◆ **WRITTEN TASK**: Transcribe each line exactly.

◆ **GIVEN DATA**:
══════════════════════════════

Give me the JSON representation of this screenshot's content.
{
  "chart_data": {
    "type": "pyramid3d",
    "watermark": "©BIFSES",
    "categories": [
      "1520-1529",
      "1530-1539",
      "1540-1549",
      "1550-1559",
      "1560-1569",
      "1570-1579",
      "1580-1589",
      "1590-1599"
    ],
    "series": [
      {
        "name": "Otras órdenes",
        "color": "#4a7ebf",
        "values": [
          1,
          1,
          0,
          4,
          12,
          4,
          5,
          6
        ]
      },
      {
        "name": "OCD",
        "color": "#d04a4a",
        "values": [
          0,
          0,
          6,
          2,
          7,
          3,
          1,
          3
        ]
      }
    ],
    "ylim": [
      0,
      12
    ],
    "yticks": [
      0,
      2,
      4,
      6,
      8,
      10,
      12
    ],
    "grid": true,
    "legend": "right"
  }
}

══════════════════════════════

◆ **COMPLETE ANSWER**:
Give me the JSON representation of this screenshot's content.
{
  "chart_data": {
    "type": "pyramid3d",
    "watermark": "©BIFSES",
    "categories": [
      "1520-1529",
      "1530-1539",
      "1540-1549",
      "1550-1559",
      "1560-1569",
      "1570-1579",
      "1580-1589",
      "1590-1599"
    ],
    "series": [
      {
        "name": "Otras órdenes",
        "color": "#4a7ebf",
        "values": [
          1,
          1,
          0,
          4,
          12,
          4,
          5,
          6
        ]
      },
      {
        "name": "OCD",
        "color": "#d04a4a",
        "values": [
          0,
          0,
          6,
          2,
          7,
          3,
          1,
          3
        ]
      }
    ],
    "ylim": [
      0,
      12
    ],
    "yticks": [
      0,
      2,
      4,
      6,
      8,
      10,
      12
    ],
    "grid": true,
    "legend": "right"
  }
}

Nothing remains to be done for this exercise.